- Dataset rows about figures:
..........

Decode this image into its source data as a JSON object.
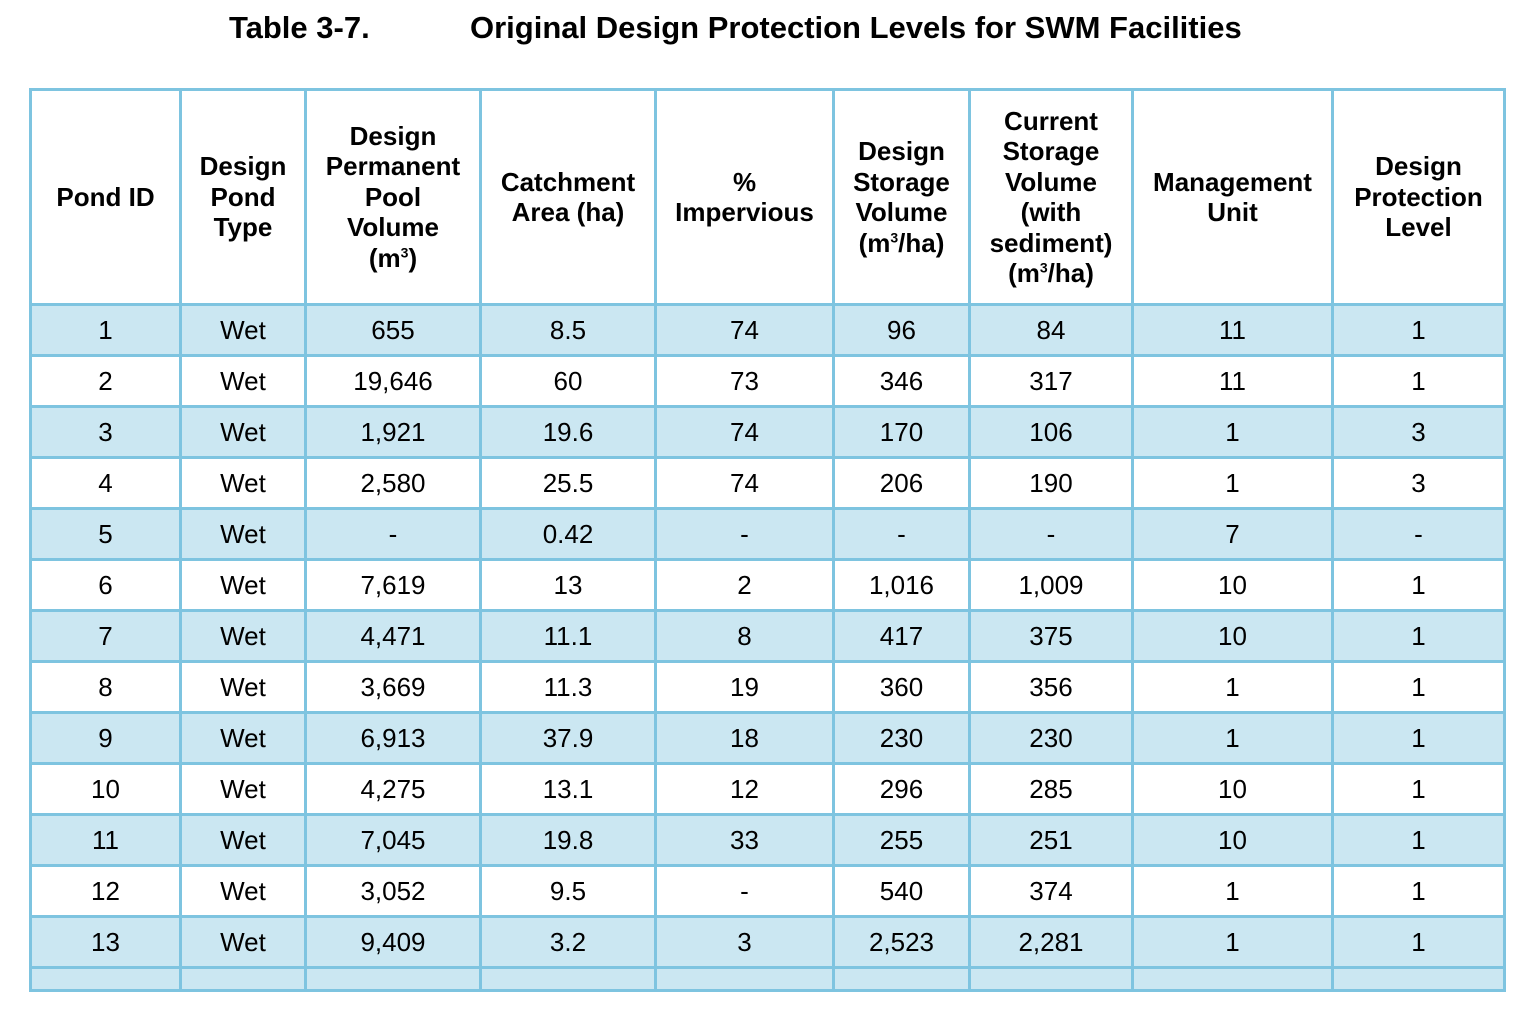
{
  "caption": {
    "number": "Table 3-7.",
    "title": "Original Design Protection Levels for SWM Facilities"
  },
  "columns": [
    {
      "lines": [
        "Pond ID"
      ]
    },
    {
      "lines": [
        "Design",
        "Pond",
        "Type"
      ]
    },
    {
      "lines": [
        "Design",
        "Permanent",
        "Pool",
        "Volume",
        "(m3)"
      ]
    },
    {
      "lines": [
        "Catchment",
        "Area (ha)"
      ]
    },
    {
      "lines": [
        "%",
        "Impervious"
      ]
    },
    {
      "lines": [
        "Design",
        "Storage",
        "Volume",
        "(m3/ha)"
      ]
    },
    {
      "lines": [
        "Current",
        "Storage",
        "Volume",
        "(with",
        "sediment)",
        "(m3/ha)"
      ]
    },
    {
      "lines": [
        "Management",
        "Unit"
      ]
    },
    {
      "lines": [
        "Design",
        "Protection",
        "Level"
      ]
    }
  ],
  "rows": [
    [
      "1",
      "Wet",
      "655",
      "8.5",
      "74",
      "96",
      "84",
      "11",
      "1"
    ],
    [
      "2",
      "Wet",
      "19,646",
      "60",
      "73",
      "346",
      "317",
      "11",
      "1"
    ],
    [
      "3",
      "Wet",
      "1,921",
      "19.6",
      "74",
      "170",
      "106",
      "1",
      "3"
    ],
    [
      "4",
      "Wet",
      "2,580",
      "25.5",
      "74",
      "206",
      "190",
      "1",
      "3"
    ],
    [
      "5",
      "Wet",
      "-",
      "0.42",
      "-",
      "-",
      "-",
      "7",
      "-"
    ],
    [
      "6",
      "Wet",
      "7,619",
      "13",
      "2",
      "1,016",
      "1,009",
      "10",
      "1"
    ],
    [
      "7",
      "Wet",
      "4,471",
      "11.1",
      "8",
      "417",
      "375",
      "10",
      "1"
    ],
    [
      "8",
      "Wet",
      "3,669",
      "11.3",
      "19",
      "360",
      "356",
      "1",
      "1"
    ],
    [
      "9",
      "Wet",
      "6,913",
      "37.9",
      "18",
      "230",
      "230",
      "1",
      "1"
    ],
    [
      "10",
      "Wet",
      "4,275",
      "13.1",
      "12",
      "296",
      "285",
      "10",
      "1"
    ],
    [
      "11",
      "Wet",
      "7,045",
      "19.8",
      "33",
      "255",
      "251",
      "10",
      "1"
    ],
    [
      "12",
      "Wet",
      "3,052",
      "9.5",
      "-",
      "540",
      "374",
      "1",
      "1"
    ],
    [
      "13",
      "Wet",
      "9,409",
      "3.2",
      "3",
      "2,523",
      "2,281",
      "1",
      "1"
    ]
  ],
  "colors": {
    "border": "#7ec4e0",
    "row_shade": "#cbe7f2",
    "row_plain": "#ffffff"
  }
}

..........

Copy each line of the records containing the string "Protection".

- EXPECTED ANSWER:
    "title": "Original Design Protection Levels for SWM Facilities"
        "Protection",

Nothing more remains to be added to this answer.